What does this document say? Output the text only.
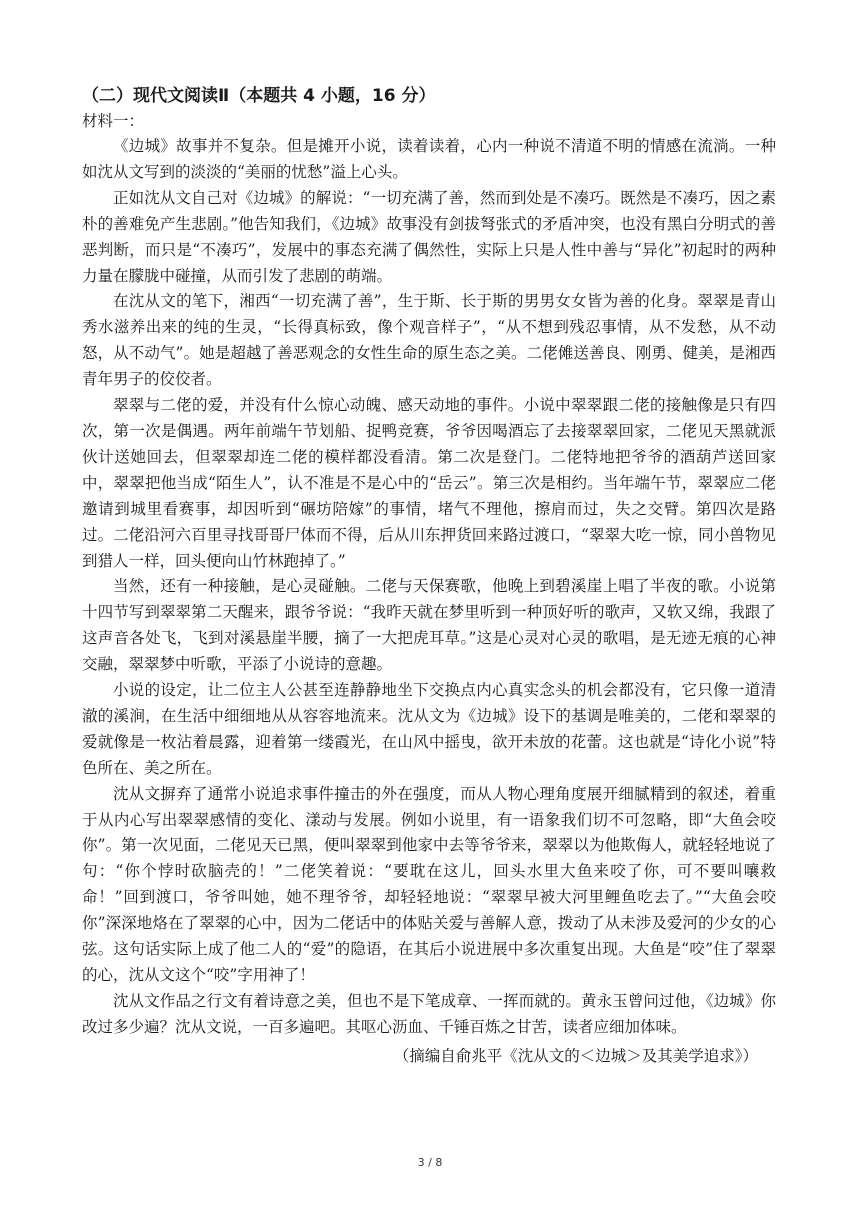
（二）现代文阅读Ⅱ（本题共 4 小题，16 分）
材料一：

《边城》故事并不复杂。但是摊开小说，读着读着，心内一种说不清道不明的情感在流淌。一种如沈从文写到的淡淡的“美丽的忧愁”溢上心头。

正如沈从文自己对《边城》的解说：“一切充满了善，然而到处是不凑巧。既然是不凑巧，因之素朴的善难免产生悲剧。”他告知我们，《边城》故事没有剑拔弩张式的矛盾冲突，也没有黑白分明式的善恶判断，而只是“不凑巧”，发展中的事态充满了偶然性，实际上只是人性中善与“异化”初起时的两种力量在朦胧中碰撞，从而引发了悲剧的萌端。

在沈从文的笔下，湘西“一切充满了善”，生于斯、长于斯的男男女女皆为善的化身。翠翠是青山秀水滋养出来的纯的生灵，“长得真标致，像个观音样子”，“从不想到残忍事情，从不发愁，从不动怒，从不动气”。她是超越了善恶观念的女性生命的原生态之美。二佬傩送善良、刚勇、健美，是湘西青年男子的佼佼者。

翠翠与二佬的爱，并没有什么惊心动魄、感天动地的事件。小说中翠翠跟二佬的接触像是只有四次，第一次是偶遇。两年前端午节划船、捉鸭竞赛，爷爷因喝酒忘了去接翠翠回家，二佬见天黑就派伙计送她回去，但翠翠却连二佬的模样都没看清。第二次是登门。二佬特地把爷爷的酒葫芦送回家中，翠翠把他当成“陌生人”，认不准是不是心中的“岳云”。第三次是相约。当年端午节，翠翠应二佬邀请到城里看赛事，却因听到“碾坊陪嫁”的事情，堵气不理他，擦肩而过，失之交臂。第四次是路过。二佬沿河六百里寻找哥哥尸体而不得，后从川东押货回来路过渡口，“翠翠大吃一惊，同小兽物见到猎人一样，回头便向山竹林跑掉了。”

当然，还有一种接触，是心灵碰触。二佬与天保赛歌，他晚上到碧溪崖上唱了半夜的歌。小说第十四节写到翠翠第二天醒来，跟爷爷说：“我昨天就在梦里听到一种顶好听的歌声，又软又绵，我跟了这声音各处飞，飞到对溪悬崖半腰，摘了一大把虎耳草。”这是心灵对心灵的歌唱，是无迹无痕的心神交融，翠翠梦中听歌，平添了小说诗的意趣。

小说的设定，让二位主人公甚至连静静地坐下交换点内心真实念头的机会都没有，它只像一道清澈的溪涧，在生活中细细地从从容容地流来。沈从文为《边城》设下的基调是唯美的，二佬和翠翠的爱就像是一枚沾着晨露，迎着第一缕霞光，在山风中摇曳，欲开未放的花蕾。这也就是“诗化小说”特色所在、美之所在。

沈从文摒弃了通常小说追求事件撞击的外在强度，而从人物心理角度展开细腻精到的叙述，着重于从内心写出翠翠感情的变化、漾动与发展。例如小说里，有一语象我们切不可忽略，即“大鱼会咬你”。第一次见面，二佬见天已黑，便叫翠翠到他家中去等爷爷来，翠翠以为他欺侮人，就轻轻地说了句：“你个悖时砍脑壳的！”二佬笑着说：“要耽在这儿，回头水里大鱼来咬了你，可不要叫嚷救命！”回到渡口，爷爷叫她，她不理爷爷，却轻轻地说：“翠翠早被大河里鲤鱼吃去了。”“大鱼会咬你”深深地烙在了翠翠的心中，因为二佬话中的体贴关爱与善解人意，拨动了从未涉及爱河的少女的心弦。这句话实际上成了他二人的“爱”的隐语，在其后小说进展中多次重复出现。大鱼是“咬”住了翠翠的心，沈从文这个“咬”字用神了！

沈从文作品之行文有着诗意之美，但也不是下笔成章、一挥而就的。黄永玉曾问过他，《边城》你改过多少遍？沈从文说，一百多遍吧。其呕心沥血、千锤百炼之甘苦，读者应细加体味。

（摘编自俞兆平《沈从文的＜边城＞及其美学追求》）
3 / 8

++++++++

Quote every record above exactly, leaving out the pictures.

What does this document say? Output the text only.
（二）现代文阅读Ⅱ（本题共 4 小题，16 分）
材料一：

《边城》故事并不复杂。但是摊开小说，读着读着，心内一种说不清道不明的情感在流淌。一种如沈从文写到的淡淡的“美丽的忧愁”溢上心头。

正如沈从文自己对《边城》的解说：“一切充满了善，然而到处是不凑巧。既然是不凑巧，因之素朴的善难免产生悲剧。”他告知我们，《边城》故事没有剑拔弩张式的矛盾冲突，也没有黑白分明式的善恶判断，而只是“不凑巧”，发展中的事态充满了偶然性，实际上只是人性中善与“异化”初起时的两种力量在朦胧中碰撞，从而引发了悲剧的萌端。

在沈从文的笔下，湘西“一切充满了善”，生于斯、长于斯的男男女女皆为善的化身。翠翠是青山秀水滋养出来的纯的生灵，“长得真标致，像个观音样子”，“从不想到残忍事情，从不发愁，从不动怒，从不动气”。她是超越了善恶观念的女性生命的原生态之美。二佬傩送善良、刚勇、健美，是湘西青年男子的佼佼者。

翠翠与二佬的爱，并没有什么惊心动魄、感天动地的事件。小说中翠翠跟二佬的接触像是只有四次，第一次是偶遇。两年前端午节划船、捉鸭竞赛，爷爷因喝酒忘了去接翠翠回家，二佬见天黑就派伙计送她回去，但翠翠却连二佬的模样都没看清。第二次是登门。二佬特地把爷爷的酒葫芦送回家中，翠翠把他当成“陌生人”，认不准是不是心中的“岳云”。第三次是相约。当年端午节，翠翠应二佬邀请到城里看赛事，却因听到“碾坊陪嫁”的事情，堵气不理他，擦肩而过，失之交臂。第四次是路过。二佬沿河六百里寻找哥哥尸体而不得，后从川东押货回来路过渡口，“翠翠大吃一惊，同小兽物见到猎人一样，回头便向山竹林跑掉了。”

当然，还有一种接触，是心灵碰触。二佬与天保赛歌，他晚上到碧溪崖上唱了半夜的歌。小说第十四节写到翠翠第二天醒来，跟爷爷说：“我昨天就在梦里听到一种顶好听的歌声，又软又绵，我跟了这声音各处飞，飞到对溪悬崖半腰，摘了一大把虎耳草。”这是心灵对心灵的歌唱，是无迹无痕的心神交融，翠翠梦中听歌，平添了小说诗的意趣。

小说的设定，让二位主人公甚至连静静地坐下交换点内心真实念头的机会都没有，它只像一道清澈的溪涧，在生活中细细地从从容容地流来。沈从文为《边城》设下的基调是唯美的，二佬和翠翠的爱就像是一枚沾着晨露，迎着第一缕霞光，在山风中摇曳，欲开未放的花蕾。这也就是“诗化小说”特色所在、美之所在。

沈从文摒弃了通常小说追求事件撞击的外在强度，而从人物心理角度展开细腻精到的叙述，着重于从内心写出翠翠感情的变化、漾动与发展。例如小说里，有一语象我们切不可忽略，即“大鱼会咬你”。第一次见面，二佬见天已黑，便叫翠翠到他家中去等爷爷来，翠翠以为他欺侮人，就轻轻地说了句：“你个悖时砍脑壳的！”二佬笑着说：“要耽在这儿，回头水里大鱼来咬了你，可不要叫嚷救命！”回到渡口，爷爷叫她，她不理爷爷，却轻轻地说：“翠翠早被大河里鲤鱼吃去了。”“大鱼会咬你”深深地烙在了翠翠的心中，因为二佬话中的体贴关爱与善解人意，拨动了从未涉及爱河的少女的心弦。这句话实际上成了他二人的“爱”的隐语，在其后小说进展中多次重复出现。大鱼是“咬”住了翠翠的心，沈从文这个“咬”字用神了！

沈从文作品之行文有着诗意之美，但也不是下笔成章、一挥而就的。黄永玉曾问过他，《边城》你改过多少遍？沈从文说，一百多遍吧。其呕心沥血、千锤百炼之甘苦，读者应细加体味。

（摘编自俞兆平《沈从文的＜边城＞及其美学追求》）
3 / 8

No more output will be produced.